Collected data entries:

- - - -

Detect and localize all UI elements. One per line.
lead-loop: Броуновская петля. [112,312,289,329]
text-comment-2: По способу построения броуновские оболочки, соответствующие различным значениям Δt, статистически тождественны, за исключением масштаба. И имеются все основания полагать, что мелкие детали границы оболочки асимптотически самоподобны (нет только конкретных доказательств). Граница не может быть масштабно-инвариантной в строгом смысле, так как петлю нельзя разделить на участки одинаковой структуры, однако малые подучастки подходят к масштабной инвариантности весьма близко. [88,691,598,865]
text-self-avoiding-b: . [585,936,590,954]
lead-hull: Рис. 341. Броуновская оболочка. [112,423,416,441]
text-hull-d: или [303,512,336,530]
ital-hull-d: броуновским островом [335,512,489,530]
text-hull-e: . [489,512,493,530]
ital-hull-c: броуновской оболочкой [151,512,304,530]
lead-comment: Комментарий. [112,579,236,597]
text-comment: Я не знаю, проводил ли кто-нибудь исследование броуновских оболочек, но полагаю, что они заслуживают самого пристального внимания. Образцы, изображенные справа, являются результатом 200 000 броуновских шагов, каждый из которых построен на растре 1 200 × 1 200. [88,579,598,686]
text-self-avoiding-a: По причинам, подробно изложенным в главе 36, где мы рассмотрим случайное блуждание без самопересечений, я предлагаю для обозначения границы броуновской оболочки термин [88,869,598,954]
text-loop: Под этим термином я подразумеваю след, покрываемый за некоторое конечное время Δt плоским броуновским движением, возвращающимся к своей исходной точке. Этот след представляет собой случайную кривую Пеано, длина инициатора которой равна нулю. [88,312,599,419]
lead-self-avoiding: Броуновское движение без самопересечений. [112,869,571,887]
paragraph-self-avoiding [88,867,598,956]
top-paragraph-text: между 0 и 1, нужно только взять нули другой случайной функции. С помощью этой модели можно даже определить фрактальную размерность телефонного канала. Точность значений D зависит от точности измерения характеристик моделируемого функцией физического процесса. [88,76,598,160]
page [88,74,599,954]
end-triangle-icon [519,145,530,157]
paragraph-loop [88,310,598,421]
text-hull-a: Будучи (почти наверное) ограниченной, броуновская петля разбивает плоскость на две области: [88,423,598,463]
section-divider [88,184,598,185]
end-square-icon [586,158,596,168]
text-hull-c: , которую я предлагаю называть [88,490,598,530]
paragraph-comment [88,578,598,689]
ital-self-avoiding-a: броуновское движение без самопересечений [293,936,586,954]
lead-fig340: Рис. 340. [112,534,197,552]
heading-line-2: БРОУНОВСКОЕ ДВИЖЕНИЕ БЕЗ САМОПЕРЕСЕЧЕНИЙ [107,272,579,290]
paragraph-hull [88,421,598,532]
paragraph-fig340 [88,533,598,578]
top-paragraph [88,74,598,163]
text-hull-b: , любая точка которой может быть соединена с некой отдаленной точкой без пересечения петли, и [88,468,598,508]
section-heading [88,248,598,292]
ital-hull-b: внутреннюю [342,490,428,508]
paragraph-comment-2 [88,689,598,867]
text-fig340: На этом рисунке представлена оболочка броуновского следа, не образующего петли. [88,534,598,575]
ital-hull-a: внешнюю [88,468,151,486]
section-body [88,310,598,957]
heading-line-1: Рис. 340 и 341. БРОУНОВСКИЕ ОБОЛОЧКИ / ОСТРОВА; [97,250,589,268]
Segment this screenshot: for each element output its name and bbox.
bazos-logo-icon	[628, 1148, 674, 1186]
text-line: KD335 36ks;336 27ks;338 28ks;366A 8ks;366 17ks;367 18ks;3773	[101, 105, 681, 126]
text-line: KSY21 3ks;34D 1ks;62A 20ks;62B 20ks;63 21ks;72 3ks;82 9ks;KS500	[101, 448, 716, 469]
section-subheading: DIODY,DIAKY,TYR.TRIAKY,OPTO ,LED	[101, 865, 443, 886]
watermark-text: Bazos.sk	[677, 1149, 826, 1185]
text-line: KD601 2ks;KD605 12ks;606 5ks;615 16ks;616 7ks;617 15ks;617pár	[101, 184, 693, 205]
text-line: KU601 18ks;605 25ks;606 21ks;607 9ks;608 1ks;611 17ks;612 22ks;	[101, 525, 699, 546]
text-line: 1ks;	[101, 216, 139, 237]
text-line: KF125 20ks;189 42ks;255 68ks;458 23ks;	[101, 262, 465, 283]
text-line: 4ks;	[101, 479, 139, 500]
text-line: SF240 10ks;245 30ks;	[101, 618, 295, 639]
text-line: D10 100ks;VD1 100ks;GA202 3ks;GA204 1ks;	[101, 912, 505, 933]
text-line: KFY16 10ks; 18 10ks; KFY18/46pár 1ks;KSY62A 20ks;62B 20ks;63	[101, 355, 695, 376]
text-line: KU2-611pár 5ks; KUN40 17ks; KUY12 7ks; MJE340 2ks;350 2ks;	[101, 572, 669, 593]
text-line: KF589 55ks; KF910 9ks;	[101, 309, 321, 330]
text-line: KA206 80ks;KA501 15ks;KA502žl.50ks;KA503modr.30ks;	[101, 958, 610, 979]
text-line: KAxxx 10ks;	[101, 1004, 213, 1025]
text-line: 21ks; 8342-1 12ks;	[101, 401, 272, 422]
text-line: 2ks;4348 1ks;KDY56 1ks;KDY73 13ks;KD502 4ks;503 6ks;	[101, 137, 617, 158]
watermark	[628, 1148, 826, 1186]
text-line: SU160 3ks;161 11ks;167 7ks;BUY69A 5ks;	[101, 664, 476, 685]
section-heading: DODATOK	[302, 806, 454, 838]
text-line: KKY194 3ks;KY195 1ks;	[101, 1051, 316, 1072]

- - - -

__Task to complete__.
Quote word for word the stretch from the first line through the line that contains "section-divider [88,184,598,185]", including both ends.

__In response__.
Detect and localize all UI elements. One per line.
lead-loop: Броуновская петля. [112,312,289,329]
text-comment-2: По способу построения броуновские оболочки, соответствующие различным значениям Δt, статистически тождественны, за исключением масштаба. И имеются все основания полагать, что мелкие детали границы оболочки асимптотически самоподобны (нет только конкретных доказательств). Граница не может быть масштабно-инвариантной в строгом смысле, так как петлю нельзя разделить на участки одинаковой структуры, однако малые подучастки подходят к масштабной инвариантности весьма близко. [88,691,598,865]
text-self-avoiding-b: . [585,936,590,954]
lead-hull: Рис. 341. Броуновская оболочка. [112,423,416,441]
text-hull-d: или [303,512,336,530]
ital-hull-d: броуновским островом [335,512,489,530]
text-hull-e: . [489,512,493,530]
ital-hull-c: броуновской оболочкой [151,512,304,530]
lead-comment: Комментарий. [112,579,236,597]
text-comment: Я не знаю, проводил ли кто-нибудь исследование броуновских оболочек, но полагаю, что они заслуживают самого пристального внимания. Образцы, изображенные справа, являются результатом 200 000 броуновских шагов, каждый из которых построен на растре 1 200 × 1 200. [88,579,598,686]
text-self-avoiding-a: По причинам, подробно изложенным в главе 36, где мы рассмотрим случайное блуждание без самопересечений, я предлагаю для обозначения границы броуновской оболочки термин [88,869,598,954]
text-loop: Под этим термином я подразумеваю след, покрываемый за некоторое конечное время Δt плоским броуновским движением, возвращающимся к своей исходной точке. Этот след представляет собой случайную кривую Пеано, длина инициатора которой равна нулю. [88,312,599,419]
lead-self-avoiding: Броуновское движение без самопересечений. [112,869,571,887]
paragraph-self-avoiding [88,867,598,956]
top-paragraph-text: между 0 и 1, нужно только взять нули другой случайной функции. С помощью этой модели можно даже определить фрактальную размерность телефонного канала. Точность значений D зависит от точности измерения характеристик моделируемого функцией физического процесса. [88,76,598,160]
page [88,74,599,954]
end-triangle-icon [519,145,530,157]
paragraph-loop [88,310,598,421]
text-hull-a: Будучи (почти наверное) ограниченной, броуновская петля разбивает плоскость на две области: [88,423,598,463]
section-divider [88,184,598,185]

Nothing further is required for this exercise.